Exercise instructions
[A] Please transcribe the passage on RTI filing for DBT schemes word for word, from "2. Major DBT" up to and including "Information Commission (SIC).".
[B] Go on with the passage on RTI filing for DBT schemes, starting right after its final sentence.

Text provided

Understanding this structure is essential because it tells you there are at least three distinct failure points — the ministry that sanctions and releases the payment, the PFMS transaction layer, and the Aadhaar-NPCI mapper — and each requires a different RTI question addressed to a different authority.

2. Major DBT Schemes: Who Administers Them and Who Handles Your Second Appeal

Each scheme has a nodal ministry, a filing portal, and a chain of appeals. Before you file RTI, identify which ministry your scheme belongs to — that determines your CPIO and whether your second appeal goes to the Central Information Commission (CIC) or a State Information Commission (SIC).

PM-KISAN (Pradhan Mantri Kisan Samman Nidhi): ₹6,000 per year in three instalments to eligible farming families. Administered by the Ministry of Agriculture and Farmers' Welfare (MoA). Central Government scheme. RTI at rtionline.gov.in. Second appeal: CIC.

Data records
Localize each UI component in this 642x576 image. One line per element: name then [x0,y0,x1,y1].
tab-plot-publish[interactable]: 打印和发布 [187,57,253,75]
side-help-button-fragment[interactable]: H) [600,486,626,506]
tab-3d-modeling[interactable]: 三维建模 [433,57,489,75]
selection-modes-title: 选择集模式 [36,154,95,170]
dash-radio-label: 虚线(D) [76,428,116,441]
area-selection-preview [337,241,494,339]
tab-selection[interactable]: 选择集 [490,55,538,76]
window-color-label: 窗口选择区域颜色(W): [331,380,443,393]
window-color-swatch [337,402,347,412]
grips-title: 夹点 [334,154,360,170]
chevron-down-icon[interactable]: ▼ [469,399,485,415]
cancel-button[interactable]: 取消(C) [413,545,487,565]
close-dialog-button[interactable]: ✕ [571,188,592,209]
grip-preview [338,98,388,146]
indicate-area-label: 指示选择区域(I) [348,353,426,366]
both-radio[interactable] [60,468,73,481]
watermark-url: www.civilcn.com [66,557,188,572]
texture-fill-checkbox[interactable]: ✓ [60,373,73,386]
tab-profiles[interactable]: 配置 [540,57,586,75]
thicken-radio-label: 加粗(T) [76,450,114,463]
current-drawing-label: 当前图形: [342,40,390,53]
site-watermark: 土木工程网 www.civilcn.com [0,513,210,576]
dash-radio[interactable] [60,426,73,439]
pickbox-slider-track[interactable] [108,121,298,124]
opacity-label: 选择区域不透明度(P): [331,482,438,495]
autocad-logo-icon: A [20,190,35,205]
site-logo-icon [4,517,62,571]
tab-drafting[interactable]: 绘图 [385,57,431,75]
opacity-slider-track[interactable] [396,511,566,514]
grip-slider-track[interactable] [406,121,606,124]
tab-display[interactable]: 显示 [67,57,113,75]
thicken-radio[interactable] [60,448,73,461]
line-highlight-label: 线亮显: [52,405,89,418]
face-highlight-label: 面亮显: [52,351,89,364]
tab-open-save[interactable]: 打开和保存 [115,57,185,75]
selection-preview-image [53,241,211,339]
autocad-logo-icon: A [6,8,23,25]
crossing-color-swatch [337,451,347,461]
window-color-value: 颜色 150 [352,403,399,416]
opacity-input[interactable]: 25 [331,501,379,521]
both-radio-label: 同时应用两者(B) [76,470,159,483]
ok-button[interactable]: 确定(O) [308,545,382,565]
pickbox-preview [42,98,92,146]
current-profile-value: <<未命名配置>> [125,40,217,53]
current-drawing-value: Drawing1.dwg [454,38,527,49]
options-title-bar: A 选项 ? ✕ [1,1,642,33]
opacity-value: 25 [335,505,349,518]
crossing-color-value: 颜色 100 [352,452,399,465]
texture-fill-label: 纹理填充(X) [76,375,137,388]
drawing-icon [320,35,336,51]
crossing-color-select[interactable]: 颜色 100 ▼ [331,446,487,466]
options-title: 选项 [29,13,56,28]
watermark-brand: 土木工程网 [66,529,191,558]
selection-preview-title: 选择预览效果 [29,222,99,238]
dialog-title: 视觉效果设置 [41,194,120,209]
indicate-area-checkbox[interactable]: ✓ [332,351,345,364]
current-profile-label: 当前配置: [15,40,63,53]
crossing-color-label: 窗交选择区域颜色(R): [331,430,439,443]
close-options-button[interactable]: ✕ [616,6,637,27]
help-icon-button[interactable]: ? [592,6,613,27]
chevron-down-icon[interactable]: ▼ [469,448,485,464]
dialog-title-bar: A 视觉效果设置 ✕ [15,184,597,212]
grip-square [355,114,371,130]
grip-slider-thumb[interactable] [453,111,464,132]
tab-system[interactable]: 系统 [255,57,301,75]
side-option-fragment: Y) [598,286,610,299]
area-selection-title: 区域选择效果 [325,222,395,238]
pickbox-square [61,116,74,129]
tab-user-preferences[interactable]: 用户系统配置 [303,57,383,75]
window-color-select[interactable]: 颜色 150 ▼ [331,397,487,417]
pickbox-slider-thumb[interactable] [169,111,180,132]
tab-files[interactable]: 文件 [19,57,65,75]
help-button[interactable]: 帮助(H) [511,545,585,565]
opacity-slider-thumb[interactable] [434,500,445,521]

Written answers
[A]
2. Major DBT Schemes: Who Administers Them and Who Handles Your Second Appeal

Each scheme has a nodal ministry, a filing portal, and a chain of appeals. Before you file RTI, identify which ministry your scheme belongs to — that determines your CPIO and whether your second appeal goes to the Central Information Commission (CIC) or a State Information Commission (SIC).

[B]
LPG Subsidy (Pradhan Mantri Ujjwala Yojana and DBTL): Subsidy on cooking gas cylinders under the Direct Benefit Transfer for LPG (DBTL) scheme. Administered by the Ministry of Petroleum and Natural Gas (MoPNG), implemented through Oil Marketing Companies (OMCs) — Indian Oil, Bharat Petroleum, and HP Gas. Central Government scheme. RTI: file with the CPIO of the relevant OMC or the Ministry. Second appeal: CIC.

NSP Scholarships (National Scholarship Portal): Pre-matric and post-matric scholarships for SC, ST, OBC, EBC, and minority students, administered variously by the Ministry of Education, Ministry of Minority Affairs, Ministry of Social Justice and Empowerment, and Ministry of Tribal Affairs. Central Government schemes. Second appeal: CIC. State components of the same schemes (where state funds are involved) require filing with state departments and second appeal to the SIC.

MGNREGA Wages: Daily wages under the Mahatma Gandhi National Rural Employment Guarantee Act. Administered by the Ministry of Rural Development (MoRD) but implemented through state governments and gram panchayats. For local records (muster rolls, job card wages), file with the block or district office — a state government body, second appeal to SIC. For central fund release records, file with MoRD — second appeal to CIC.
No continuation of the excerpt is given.